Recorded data
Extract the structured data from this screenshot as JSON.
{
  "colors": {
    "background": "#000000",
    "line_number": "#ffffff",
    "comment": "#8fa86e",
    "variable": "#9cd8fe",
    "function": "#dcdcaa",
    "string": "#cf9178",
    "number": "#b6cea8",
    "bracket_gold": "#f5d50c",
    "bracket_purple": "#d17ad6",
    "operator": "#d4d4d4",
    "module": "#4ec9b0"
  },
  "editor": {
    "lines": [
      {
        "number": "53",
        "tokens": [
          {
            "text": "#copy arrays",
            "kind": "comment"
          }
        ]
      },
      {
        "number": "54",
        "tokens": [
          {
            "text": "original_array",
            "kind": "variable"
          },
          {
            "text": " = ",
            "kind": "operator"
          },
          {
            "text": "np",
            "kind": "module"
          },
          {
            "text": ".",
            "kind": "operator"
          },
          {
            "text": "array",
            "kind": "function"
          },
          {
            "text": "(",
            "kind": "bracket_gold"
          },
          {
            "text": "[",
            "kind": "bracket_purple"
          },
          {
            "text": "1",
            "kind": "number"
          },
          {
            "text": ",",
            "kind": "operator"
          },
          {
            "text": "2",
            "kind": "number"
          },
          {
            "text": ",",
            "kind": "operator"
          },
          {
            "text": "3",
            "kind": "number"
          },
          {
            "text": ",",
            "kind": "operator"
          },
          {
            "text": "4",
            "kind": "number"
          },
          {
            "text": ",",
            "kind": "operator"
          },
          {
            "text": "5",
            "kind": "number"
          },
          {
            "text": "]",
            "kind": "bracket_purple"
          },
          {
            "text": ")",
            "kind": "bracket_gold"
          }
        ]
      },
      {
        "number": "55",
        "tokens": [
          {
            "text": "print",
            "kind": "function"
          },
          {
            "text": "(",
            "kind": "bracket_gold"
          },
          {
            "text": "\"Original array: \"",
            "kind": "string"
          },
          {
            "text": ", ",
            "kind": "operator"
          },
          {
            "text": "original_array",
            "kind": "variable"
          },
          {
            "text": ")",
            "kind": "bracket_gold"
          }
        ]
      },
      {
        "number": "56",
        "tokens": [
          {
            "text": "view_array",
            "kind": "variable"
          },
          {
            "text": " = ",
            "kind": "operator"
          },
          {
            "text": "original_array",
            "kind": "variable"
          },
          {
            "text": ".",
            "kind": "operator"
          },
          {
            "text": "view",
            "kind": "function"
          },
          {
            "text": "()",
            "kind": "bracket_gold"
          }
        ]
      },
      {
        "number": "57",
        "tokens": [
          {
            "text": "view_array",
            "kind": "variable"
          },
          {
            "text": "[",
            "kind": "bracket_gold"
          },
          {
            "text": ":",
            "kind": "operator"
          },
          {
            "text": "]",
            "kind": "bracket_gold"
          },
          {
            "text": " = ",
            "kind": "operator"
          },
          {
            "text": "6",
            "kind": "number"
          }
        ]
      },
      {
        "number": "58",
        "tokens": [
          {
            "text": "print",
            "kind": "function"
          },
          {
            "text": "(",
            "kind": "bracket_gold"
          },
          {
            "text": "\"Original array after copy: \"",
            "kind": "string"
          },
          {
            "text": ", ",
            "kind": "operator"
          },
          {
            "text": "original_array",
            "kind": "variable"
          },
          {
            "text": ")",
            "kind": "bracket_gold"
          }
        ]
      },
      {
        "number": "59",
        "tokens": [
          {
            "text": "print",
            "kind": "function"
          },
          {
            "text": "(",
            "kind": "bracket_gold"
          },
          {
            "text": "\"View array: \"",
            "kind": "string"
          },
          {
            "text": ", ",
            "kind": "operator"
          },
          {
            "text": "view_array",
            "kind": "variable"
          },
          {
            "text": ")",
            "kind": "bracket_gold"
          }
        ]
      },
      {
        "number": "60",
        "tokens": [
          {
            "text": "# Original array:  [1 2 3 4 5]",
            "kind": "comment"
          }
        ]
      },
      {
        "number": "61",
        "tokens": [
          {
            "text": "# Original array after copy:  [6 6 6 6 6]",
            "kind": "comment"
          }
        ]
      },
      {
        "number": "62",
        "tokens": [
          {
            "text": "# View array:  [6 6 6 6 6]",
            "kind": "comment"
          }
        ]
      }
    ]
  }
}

=== WRITTEN TASK ===
Across the material above, count every line holding "after" and write down only the number.

=== REPLY TO THE EXERCISE ===
2